Repeat each record exactly. Any picture gets left out.
>> start
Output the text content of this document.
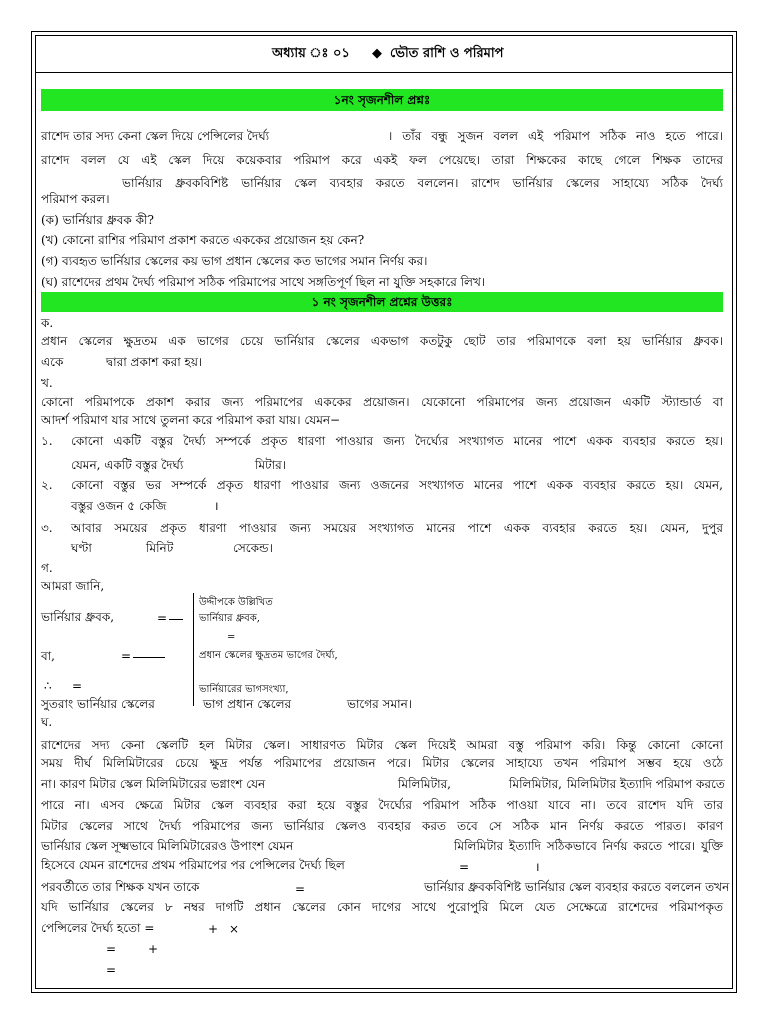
অধ্যায় ঃ ০১ ◆ ভৌত রাশি ও পরিমাপ
১নং সৃজনশীল প্রশ্নঃ
রাশেদ তার সদ্য কেনা স্কেল দিয়ে পেন্সিলের দৈর্ঘ্য	। তাঁর বন্ধু সুজন বলল এই পরিমাপ সঠিক নাও হতে পারে।
রাশেদ বলল যে এই স্কেল দিয়ে কয়েকবার পরিমাপ করে একই ফল পেয়েছে। তারা শিক্ষকের কাছে গেলে শিক্ষক তাদের
ভার্নিয়ার ধ্রুবকবিশিষ্ট ভার্নিয়ার স্কেল ব্যবহার করতে বললেন। রাশেদ ভার্নিয়ার স্কেলের সাহায্যে সঠিক দৈর্ঘ্য
পরিমাপ করল।
(ক) ভার্নিয়ার ধ্রুবক কী?
(খ) কোনো রাশির পরিমাণ প্রকাশ করতে এককের প্রয়োজন হয় কেন?
(গ) ব্যবহৃত ভার্নিয়ার স্কেলের কয় ভাগ প্রধান স্কেলের কত ভাগের সমান নির্ণয় কর।
(ঘ) রাশেদের প্রথম দৈর্ঘ্য পরিমাপ সঠিক পরিমাপের সাথে সঙ্গতিপূর্ণ ছিল না যুক্তি সহকারে লিখ।
১ নং সৃজনশীল প্রশ্নের উত্তরঃ
ক.
প্রধান স্কেলের ক্ষুদ্রতম এক ভাগের চেয়ে ভার্নিয়ার স্কেলের একভাগ কতটুকু ছোট তার পরিমাণকে বলা হয় ভার্নিয়ার ধ্রুবক।
একে	দ্বারা প্রকাশ করা হয়।
খ.
কোনো পরিমাপকে প্রকাশ করার জন্য পরিমাপের এককের প্রয়োজন। যেকোনো পরিমাপের জন্য প্রয়োজন একটি স্ট্যান্ডার্ড বা
আদর্শ পরিমাণ যার সাথে তুলনা করে পরিমাপ করা যায়। যেমন−
১. কোনো একটি বস্তুর দৈর্ঘ্য সম্পর্কে প্রকৃত ধারণা পাওয়ার জন্য দৈর্ঘ্যের সংখ্যাগত মানের পাশে একক ব্যবহার করতে হয়।
যেমন, একটি বস্তুর দৈর্ঘ্য	মিটার।
২. কোনো বস্তুর ভর সম্পর্কে প্রকৃত ধারণা পাওয়ার জন্য ওজনের সংখ্যাগত মানের পাশে একক ব্যবহার করতে হয়। যেমন,
বস্তুর ওজন ৫ কেজি	।
৩. আবার সময়ের প্রকৃত ধারণা পাওয়ার জন্য সময়ের সংখ্যাগত মানের পাশে একক ব্যবহার করতে হয়। যেমন, দুপুর
ঘণ্টা	মিনিট	সেকেন্ড।
গ.
আমরা জানি,
ভার্নিয়ার ধ্রুবক,	=
বা,	=
∴ =
উদ্দীপকে উল্লিখিত
ভার্নিয়ার ধ্রুবক,
=
প্রধান স্কেলের ক্ষুদ্রতম ভাগের দৈর্ঘ্য,
ভার্নিয়ারের ভাগসংখ্যা,
সুতরাং ভার্নিয়ার স্কেলের	ভাগ প্রধান স্কেলের	ভাগের সমান।
ঘ.
রাশেদের সদ্য কেনা স্কেলটি হল মিটার স্কেল। সাধারণত মিটার স্কেল দিয়েই আমরা বস্তু পরিমাপ করি। কিন্তু কোনো কোনো
সময় দীর্ঘ মিলিমিটারের চেয়ে ক্ষুদ্র পর্যন্ত পরিমাপের প্রয়োজন পরে। মিটার স্কেলের সাহায্যে তখন পরিমাপ সম্ভব হয়ে ওঠে
না। কারণ মিটার স্কেল মিলিমিটারের ভগ্নাংশ যেন	মিলিমিটার,	মিলিমিটার, মিলিমিটার ইত্যাদি পরিমাপ করতে
পারে না। এসব ক্ষেত্রে মিটার স্কেল ব্যবহার করা হয়ে বস্তুর দৈর্ঘ্যের পরিমাপ সঠিক পাওয়া যাবে না। তবে রাশেদ যদি তার
মিটার স্কেলের সাথে দৈর্ঘ্য পরিমাপের জন্য ভার্নিয়ার স্কেলও ব্যবহার করত তবে সে সঠিক মান নির্ণয় করতে পারত। কারণ
ভার্নিয়ার স্কেল সূক্ষ্মভাবে মিলিমিটারেরও উপাংশ যেমন	মিলিমিটার ইত্যাদি সঠিকভাবে নির্ণয় করতে পারে। যুক্তি
হিসেবে যেমন রাশেদের প্রথম পরিমাপের পর পেন্সিলের দৈর্ঘ্য ছিল	=	।
পরবর্তীতে তার শিক্ষক যখন তাকে	=	ভার্নিয়ার ধ্রুবকবিশিষ্ট ভার্নিয়ার স্কেল ব্যবহার করতে বললেন তখন
যদি ভার্নিয়ার স্কেলের ৮ নম্বর দাগটি প্রধান স্কেলের কোন দাগের সাথে পুরোপুরি মিলে যেত সেক্ষেত্রে রাশেদের পরিমাপকৃত
পেন্সিলের দৈর্ঘ্য হতো =	+ ×
=	+
=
>> end
*Answer for the task:*
Output the text content of this document.
অধ্যায় ঃ ০১ ◆ ভৌত রাশি ও পরিমাপ
১নং সৃজনশীল প্রশ্নঃ
রাশেদ তার সদ্য কেনা স্কেল দিয়ে পেন্সিলের দৈর্ঘ্য	। তাঁর বন্ধু সুজন বলল এই পরিমাপ সঠিক নাও হতে পারে।
রাশেদ বলল যে এই স্কেল দিয়ে কয়েকবার পরিমাপ করে একই ফল পেয়েছে। তারা শিক্ষকের কাছে গেলে শিক্ষক তাদের
ভার্নিয়ার ধ্রুবকবিশিষ্ট ভার্নিয়ার স্কেল ব্যবহার করতে বললেন। রাশেদ ভার্নিয়ার স্কেলের সাহায্যে সঠিক দৈর্ঘ্য
পরিমাপ করল।
(ক) ভার্নিয়ার ধ্রুবক কী?
(খ) কোনো রাশির পরিমাণ প্রকাশ করতে এককের প্রয়োজন হয় কেন?
(গ) ব্যবহৃত ভার্নিয়ার স্কেলের কয় ভাগ প্রধান স্কেলের কত ভাগের সমান নির্ণয় কর।
(ঘ) রাশেদের প্রথম দৈর্ঘ্য পরিমাপ সঠিক পরিমাপের সাথে সঙ্গতিপূর্ণ ছিল না যুক্তি সহকারে লিখ।
১ নং সৃজনশীল প্রশ্নের উত্তরঃ
ক.
প্রধান স্কেলের ক্ষুদ্রতম এক ভাগের চেয়ে ভার্নিয়ার স্কেলের একভাগ কতটুকু ছোট তার পরিমাণকে বলা হয় ভার্নিয়ার ধ্রুবক।
একে	দ্বারা প্রকাশ করা হয়।
খ.
কোনো পরিমাপকে প্রকাশ করার জন্য পরিমাপের এককের প্রয়োজন। যেকোনো পরিমাপের জন্য প্রয়োজন একটি স্ট্যান্ডার্ড বা
আদর্শ পরিমাণ যার সাথে তুলনা করে পরিমাপ করা যায়। যেমন−
১. কোনো একটি বস্তুর দৈর্ঘ্য সম্পর্কে প্রকৃত ধারণা পাওয়ার জন্য দৈর্ঘ্যের সংখ্যাগত মানের পাশে একক ব্যবহার করতে হয়।
যেমন, একটি বস্তুর দৈর্ঘ্য	মিটার।
২. কোনো বস্তুর ভর সম্পর্কে প্রকৃত ধারণা পাওয়ার জন্য ওজনের সংখ্যাগত মানের পাশে একক ব্যবহার করতে হয়। যেমন,
বস্তুর ওজন ৫ কেজি	।
৩. আবার সময়ের প্রকৃত ধারণা পাওয়ার জন্য সময়ের সংখ্যাগত মানের পাশে একক ব্যবহার করতে হয়। যেমন, দুপুর
ঘণ্টা	মিনিট	সেকেন্ড।
গ.
আমরা জানি,
ভার্নিয়ার ধ্রুবক,	=
বা,	=
∴ =
উদ্দীপকে উল্লিখিত
ভার্নিয়ার ধ্রুবক,
=
প্রধান স্কেলের ক্ষুদ্রতম ভাগের দৈর্ঘ্য,
ভার্নিয়ারের ভাগসংখ্যা,
সুতরাং ভার্নিয়ার স্কেলের	ভাগ প্রধান স্কেলের	ভাগের সমান।
ঘ.
রাশেদের সদ্য কেনা স্কেলটি হল মিটার স্কেল। সাধারণত মিটার স্কেল দিয়েই আমরা বস্তু পরিমাপ করি। কিন্তু কোনো কোনো
সময় দীর্ঘ মিলিমিটারের চেয়ে ক্ষুদ্র পর্যন্ত পরিমাপের প্রয়োজন পরে। মিটার স্কেলের সাহায্যে তখন পরিমাপ সম্ভব হয়ে ওঠে
না। কারণ মিটার স্কেল মিলিমিটারের ভগ্নাংশ যেন	মিলিমিটার,	মিলিমিটার, মিলিমিটার ইত্যাদি পরিমাপ করতে
পারে না। এসব ক্ষেত্রে মিটার স্কেল ব্যবহার করা হয়ে বস্তুর দৈর্ঘ্যের পরিমাপ সঠিক পাওয়া যাবে না। তবে রাশেদ যদি তার
মিটার স্কেলের সাথে দৈর্ঘ্য পরিমাপের জন্য ভার্নিয়ার স্কেলও ব্যবহার করত তবে সে সঠিক মান নির্ণয় করতে পারত। কারণ
ভার্নিয়ার স্কেল সূক্ষ্মভাবে মিলিমিটারেরও উপাংশ যেমন	মিলিমিটার ইত্যাদি সঠিকভাবে নির্ণয় করতে পারে। যুক্তি
হিসেবে যেমন রাশেদের প্রথম পরিমাপের পর পেন্সিলের দৈর্ঘ্য ছিল	=	।
পরবর্তীতে তার শিক্ষক যখন তাকে	=	ভার্নিয়ার ধ্রুবকবিশিষ্ট ভার্নিয়ার স্কেল ব্যবহার করতে বললেন তখন
যদি ভার্নিয়ার স্কেলের ৮ নম্বর দাগটি প্রধান স্কেলের কোন দাগের সাথে পুরোপুরি মিলে যেত সেক্ষেত্রে রাশেদের পরিমাপকৃত
পেন্সিলের দৈর্ঘ্য হতো =	+ ×
=	+
=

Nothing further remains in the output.